## DESCRIPTION OF THE TASK
Where a line contains the string "Greater", copy that line.

======

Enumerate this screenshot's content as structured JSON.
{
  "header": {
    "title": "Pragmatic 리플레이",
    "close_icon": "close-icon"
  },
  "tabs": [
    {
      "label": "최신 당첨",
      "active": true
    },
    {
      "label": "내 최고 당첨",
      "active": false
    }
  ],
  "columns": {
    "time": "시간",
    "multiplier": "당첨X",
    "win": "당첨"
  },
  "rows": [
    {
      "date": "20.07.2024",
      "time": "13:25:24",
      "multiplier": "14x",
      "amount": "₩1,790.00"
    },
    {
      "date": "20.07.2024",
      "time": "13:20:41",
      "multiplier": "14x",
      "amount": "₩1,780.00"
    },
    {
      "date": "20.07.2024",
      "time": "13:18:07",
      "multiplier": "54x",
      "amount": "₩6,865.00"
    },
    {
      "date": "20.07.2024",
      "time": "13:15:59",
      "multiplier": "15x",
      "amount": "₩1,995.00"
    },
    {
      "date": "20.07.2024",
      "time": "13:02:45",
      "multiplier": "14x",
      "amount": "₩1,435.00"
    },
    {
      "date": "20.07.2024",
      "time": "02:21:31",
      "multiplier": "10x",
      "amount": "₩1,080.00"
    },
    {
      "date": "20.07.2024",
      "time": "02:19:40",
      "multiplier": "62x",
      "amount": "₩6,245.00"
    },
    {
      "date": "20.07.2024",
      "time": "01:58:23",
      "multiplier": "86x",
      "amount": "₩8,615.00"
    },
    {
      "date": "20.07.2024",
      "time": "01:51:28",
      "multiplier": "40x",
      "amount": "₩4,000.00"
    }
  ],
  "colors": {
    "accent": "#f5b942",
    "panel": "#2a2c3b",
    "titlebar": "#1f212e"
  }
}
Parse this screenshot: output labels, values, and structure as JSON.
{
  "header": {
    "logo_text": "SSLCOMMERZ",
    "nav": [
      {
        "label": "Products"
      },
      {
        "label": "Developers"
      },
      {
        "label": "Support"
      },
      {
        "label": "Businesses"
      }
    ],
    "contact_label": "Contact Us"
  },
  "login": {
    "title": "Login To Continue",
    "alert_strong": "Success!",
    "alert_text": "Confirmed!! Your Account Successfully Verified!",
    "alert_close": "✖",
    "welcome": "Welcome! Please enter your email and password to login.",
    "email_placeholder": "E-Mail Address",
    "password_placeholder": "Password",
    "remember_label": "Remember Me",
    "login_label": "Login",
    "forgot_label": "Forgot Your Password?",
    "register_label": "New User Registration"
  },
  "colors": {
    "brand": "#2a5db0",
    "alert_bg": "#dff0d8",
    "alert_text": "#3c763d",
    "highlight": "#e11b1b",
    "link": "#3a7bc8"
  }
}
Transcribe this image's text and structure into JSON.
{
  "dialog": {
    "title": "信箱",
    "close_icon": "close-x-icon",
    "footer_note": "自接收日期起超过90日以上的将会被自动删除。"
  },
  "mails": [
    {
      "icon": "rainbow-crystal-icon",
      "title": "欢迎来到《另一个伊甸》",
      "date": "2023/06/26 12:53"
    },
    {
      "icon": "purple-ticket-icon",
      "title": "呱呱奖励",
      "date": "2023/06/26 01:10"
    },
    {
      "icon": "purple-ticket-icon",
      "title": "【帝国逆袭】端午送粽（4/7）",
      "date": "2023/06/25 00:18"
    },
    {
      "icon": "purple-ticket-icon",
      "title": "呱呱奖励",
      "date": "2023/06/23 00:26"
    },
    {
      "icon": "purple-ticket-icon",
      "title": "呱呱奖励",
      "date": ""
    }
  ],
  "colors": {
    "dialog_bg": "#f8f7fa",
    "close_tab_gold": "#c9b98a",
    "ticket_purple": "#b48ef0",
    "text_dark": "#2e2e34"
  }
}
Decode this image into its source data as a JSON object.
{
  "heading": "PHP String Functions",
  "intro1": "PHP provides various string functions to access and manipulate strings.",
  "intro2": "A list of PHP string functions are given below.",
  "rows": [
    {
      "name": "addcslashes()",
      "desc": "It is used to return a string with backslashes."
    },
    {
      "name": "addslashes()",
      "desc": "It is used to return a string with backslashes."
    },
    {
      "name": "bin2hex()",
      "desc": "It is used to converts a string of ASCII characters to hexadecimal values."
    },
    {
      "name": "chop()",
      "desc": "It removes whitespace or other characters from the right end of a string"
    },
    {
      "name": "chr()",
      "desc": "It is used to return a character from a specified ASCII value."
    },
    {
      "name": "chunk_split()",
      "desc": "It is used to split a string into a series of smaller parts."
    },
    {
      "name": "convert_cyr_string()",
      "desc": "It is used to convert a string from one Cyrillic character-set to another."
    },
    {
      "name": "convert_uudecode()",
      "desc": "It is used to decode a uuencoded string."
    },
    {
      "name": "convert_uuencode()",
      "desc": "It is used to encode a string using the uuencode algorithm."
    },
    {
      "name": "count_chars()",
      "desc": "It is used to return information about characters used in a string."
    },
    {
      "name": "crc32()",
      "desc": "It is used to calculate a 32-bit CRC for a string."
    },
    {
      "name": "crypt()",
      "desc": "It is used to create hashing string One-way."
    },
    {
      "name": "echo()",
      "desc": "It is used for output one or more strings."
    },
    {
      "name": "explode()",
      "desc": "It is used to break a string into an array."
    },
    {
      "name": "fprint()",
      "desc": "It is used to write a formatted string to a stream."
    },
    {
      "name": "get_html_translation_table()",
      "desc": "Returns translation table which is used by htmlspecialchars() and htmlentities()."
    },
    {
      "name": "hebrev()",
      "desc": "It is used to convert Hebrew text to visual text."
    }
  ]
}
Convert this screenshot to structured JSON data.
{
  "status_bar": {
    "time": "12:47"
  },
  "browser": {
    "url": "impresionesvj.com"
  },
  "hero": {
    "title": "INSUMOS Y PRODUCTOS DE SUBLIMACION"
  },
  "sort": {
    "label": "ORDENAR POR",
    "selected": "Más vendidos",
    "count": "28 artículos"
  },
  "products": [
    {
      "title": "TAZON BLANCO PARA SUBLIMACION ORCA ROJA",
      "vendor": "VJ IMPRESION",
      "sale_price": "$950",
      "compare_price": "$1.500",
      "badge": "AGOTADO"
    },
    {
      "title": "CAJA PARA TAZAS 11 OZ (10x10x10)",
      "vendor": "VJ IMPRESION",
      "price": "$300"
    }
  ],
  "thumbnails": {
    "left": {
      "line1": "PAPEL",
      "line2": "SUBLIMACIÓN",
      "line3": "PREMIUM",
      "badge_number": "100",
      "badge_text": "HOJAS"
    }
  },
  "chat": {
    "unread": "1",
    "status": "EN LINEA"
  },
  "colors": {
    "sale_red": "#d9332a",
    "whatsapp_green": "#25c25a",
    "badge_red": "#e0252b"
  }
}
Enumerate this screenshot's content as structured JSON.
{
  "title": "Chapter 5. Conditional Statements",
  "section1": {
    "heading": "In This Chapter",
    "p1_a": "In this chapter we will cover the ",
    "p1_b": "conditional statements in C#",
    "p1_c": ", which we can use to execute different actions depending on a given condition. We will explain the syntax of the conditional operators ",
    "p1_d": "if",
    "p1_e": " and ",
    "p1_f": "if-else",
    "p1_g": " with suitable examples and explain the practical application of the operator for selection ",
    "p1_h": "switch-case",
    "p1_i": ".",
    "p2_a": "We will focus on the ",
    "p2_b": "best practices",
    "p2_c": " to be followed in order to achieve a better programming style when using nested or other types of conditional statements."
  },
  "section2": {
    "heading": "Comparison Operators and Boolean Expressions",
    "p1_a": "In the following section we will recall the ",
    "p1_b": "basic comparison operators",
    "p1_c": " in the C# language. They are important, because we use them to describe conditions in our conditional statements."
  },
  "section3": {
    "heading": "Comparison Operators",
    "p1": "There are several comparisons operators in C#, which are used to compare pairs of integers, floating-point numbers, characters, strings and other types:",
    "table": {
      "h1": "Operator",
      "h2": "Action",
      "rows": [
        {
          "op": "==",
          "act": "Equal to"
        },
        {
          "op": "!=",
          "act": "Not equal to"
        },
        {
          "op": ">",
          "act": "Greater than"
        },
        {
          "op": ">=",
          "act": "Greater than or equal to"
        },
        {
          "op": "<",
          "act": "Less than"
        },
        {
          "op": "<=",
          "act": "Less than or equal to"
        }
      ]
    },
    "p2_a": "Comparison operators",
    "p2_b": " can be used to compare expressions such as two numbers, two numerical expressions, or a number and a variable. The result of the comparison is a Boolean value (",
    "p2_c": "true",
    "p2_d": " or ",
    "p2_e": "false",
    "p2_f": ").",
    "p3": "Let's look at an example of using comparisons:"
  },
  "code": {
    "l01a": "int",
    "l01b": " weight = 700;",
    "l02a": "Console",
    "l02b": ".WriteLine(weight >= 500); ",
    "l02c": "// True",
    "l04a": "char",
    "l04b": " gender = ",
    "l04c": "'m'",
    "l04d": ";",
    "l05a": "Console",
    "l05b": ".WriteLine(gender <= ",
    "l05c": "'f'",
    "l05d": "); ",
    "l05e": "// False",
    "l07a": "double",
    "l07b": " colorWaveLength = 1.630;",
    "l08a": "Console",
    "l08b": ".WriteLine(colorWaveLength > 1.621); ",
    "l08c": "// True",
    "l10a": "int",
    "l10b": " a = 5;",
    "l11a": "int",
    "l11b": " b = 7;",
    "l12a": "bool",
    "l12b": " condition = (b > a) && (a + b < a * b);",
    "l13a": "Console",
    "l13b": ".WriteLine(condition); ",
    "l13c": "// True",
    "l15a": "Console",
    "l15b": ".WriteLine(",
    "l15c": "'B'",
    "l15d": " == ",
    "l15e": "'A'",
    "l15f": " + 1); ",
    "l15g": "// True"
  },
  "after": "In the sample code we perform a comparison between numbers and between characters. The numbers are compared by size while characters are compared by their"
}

======

## COMPLETED EXERCISE
          "act": "Greater than"
          "act": "Greater than or equal to"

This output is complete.